(AIM):
Records follow. Pull out every line that contains "Graph".

-- Start of DATA PROVIDED --

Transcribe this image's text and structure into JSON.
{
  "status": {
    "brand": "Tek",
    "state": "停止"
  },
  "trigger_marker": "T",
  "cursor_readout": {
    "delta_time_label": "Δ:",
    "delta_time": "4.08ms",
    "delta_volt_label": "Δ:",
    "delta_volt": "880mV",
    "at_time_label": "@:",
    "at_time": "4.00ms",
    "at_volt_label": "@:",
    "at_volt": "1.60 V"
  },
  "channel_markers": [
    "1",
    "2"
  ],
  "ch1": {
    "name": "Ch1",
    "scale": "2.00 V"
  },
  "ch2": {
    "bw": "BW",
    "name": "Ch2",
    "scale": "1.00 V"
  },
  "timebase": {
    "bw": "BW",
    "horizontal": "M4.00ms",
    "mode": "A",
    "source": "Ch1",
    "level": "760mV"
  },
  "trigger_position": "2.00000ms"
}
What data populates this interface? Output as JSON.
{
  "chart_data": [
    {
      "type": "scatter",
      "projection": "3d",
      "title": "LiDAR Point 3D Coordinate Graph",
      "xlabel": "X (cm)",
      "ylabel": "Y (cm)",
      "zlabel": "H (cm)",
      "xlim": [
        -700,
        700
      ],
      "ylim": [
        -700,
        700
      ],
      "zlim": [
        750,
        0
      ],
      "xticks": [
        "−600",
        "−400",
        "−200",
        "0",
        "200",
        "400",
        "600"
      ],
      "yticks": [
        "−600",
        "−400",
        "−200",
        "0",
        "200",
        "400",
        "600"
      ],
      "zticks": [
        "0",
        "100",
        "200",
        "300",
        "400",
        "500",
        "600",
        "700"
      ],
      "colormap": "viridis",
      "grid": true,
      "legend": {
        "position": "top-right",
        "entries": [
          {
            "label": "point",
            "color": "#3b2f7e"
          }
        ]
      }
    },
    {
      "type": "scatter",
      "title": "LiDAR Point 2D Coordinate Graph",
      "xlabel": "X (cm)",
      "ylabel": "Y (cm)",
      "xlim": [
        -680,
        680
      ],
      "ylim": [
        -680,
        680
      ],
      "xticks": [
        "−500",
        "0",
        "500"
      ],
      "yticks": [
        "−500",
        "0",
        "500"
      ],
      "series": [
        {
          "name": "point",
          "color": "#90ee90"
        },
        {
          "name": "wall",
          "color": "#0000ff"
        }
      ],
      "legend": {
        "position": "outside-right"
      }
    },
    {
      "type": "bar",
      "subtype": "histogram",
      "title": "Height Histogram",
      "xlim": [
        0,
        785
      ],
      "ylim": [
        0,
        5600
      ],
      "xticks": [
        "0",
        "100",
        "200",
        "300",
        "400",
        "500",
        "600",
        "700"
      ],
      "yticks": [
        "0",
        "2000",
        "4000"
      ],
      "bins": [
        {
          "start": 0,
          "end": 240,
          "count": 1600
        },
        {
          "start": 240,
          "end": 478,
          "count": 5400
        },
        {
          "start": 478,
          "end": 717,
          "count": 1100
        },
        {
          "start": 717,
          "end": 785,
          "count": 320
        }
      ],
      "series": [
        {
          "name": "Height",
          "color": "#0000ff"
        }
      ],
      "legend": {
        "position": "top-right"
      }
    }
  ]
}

-- End of DATA PROVIDED --

(REPLY TO THE EXERCISE):
      "title": "LiDAR Point 3D Coordinate Graph",
      "title": "LiDAR Point 2D Coordinate Graph",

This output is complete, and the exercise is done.